### TASK DESCRIPTION
Check every line of the material below for the string "轴负方向", and return the ones that have it.

--- --- ---

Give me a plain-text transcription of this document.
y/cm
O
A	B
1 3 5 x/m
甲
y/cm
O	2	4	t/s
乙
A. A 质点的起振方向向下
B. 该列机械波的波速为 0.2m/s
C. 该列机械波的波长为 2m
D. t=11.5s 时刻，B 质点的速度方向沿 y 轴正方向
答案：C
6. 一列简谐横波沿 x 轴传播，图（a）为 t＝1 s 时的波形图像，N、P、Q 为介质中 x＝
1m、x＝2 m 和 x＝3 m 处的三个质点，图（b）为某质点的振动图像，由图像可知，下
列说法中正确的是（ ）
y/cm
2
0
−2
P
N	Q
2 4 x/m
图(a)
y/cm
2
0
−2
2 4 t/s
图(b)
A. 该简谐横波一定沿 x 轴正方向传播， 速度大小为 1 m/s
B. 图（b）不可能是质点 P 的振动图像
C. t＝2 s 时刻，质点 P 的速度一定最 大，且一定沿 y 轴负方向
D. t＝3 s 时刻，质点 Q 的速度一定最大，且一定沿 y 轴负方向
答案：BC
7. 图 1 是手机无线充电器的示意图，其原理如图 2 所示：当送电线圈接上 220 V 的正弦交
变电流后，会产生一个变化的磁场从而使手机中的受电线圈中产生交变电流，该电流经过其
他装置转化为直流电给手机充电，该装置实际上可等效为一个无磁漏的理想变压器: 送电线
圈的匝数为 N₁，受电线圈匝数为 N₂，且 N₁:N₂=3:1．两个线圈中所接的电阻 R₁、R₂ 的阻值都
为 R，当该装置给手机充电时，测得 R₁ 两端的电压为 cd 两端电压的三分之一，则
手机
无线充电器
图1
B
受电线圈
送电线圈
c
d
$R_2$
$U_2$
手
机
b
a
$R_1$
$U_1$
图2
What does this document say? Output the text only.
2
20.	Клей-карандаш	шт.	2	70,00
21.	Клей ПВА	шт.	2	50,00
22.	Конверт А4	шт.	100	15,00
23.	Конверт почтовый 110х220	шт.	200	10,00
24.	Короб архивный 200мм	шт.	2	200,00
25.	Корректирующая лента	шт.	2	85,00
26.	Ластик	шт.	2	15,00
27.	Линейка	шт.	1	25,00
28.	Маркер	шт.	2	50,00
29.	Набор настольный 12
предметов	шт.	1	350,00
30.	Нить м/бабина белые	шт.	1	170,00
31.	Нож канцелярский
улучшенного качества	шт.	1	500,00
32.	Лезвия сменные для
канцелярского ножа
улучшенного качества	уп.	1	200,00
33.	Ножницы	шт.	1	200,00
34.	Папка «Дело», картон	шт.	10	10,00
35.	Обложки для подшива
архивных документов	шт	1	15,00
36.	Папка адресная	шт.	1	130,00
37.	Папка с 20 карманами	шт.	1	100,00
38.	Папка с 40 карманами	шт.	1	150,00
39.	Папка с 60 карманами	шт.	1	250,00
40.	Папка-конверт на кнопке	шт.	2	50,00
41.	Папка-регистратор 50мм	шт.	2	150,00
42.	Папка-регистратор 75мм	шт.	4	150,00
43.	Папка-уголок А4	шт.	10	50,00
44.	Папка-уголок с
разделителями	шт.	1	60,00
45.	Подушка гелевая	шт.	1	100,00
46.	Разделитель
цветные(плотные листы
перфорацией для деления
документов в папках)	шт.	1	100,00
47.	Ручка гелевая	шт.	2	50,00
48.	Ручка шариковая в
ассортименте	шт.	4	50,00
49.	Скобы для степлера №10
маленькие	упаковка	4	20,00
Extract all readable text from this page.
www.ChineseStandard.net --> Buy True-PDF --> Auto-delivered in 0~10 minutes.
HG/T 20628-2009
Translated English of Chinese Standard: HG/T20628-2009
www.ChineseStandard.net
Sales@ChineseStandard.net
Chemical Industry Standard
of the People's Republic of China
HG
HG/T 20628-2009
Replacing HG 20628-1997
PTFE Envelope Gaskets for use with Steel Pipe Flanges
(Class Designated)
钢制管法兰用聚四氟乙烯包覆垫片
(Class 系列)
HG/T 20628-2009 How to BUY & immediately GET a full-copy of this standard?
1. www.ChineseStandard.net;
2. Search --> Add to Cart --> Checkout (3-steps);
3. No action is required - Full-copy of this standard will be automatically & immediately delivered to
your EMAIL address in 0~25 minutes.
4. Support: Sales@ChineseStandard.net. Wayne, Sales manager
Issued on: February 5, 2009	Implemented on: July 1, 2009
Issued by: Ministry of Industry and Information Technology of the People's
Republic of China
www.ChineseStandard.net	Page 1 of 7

--- --- ---

### ANSWER FOR THIS EXERCISE
C. t＝2 s 时刻，质点 P 的速度一定最 大，且一定沿 y 轴负方向
D. t＝3 s 时刻，质点 Q 的速度一定最大，且一定沿 y 轴负方向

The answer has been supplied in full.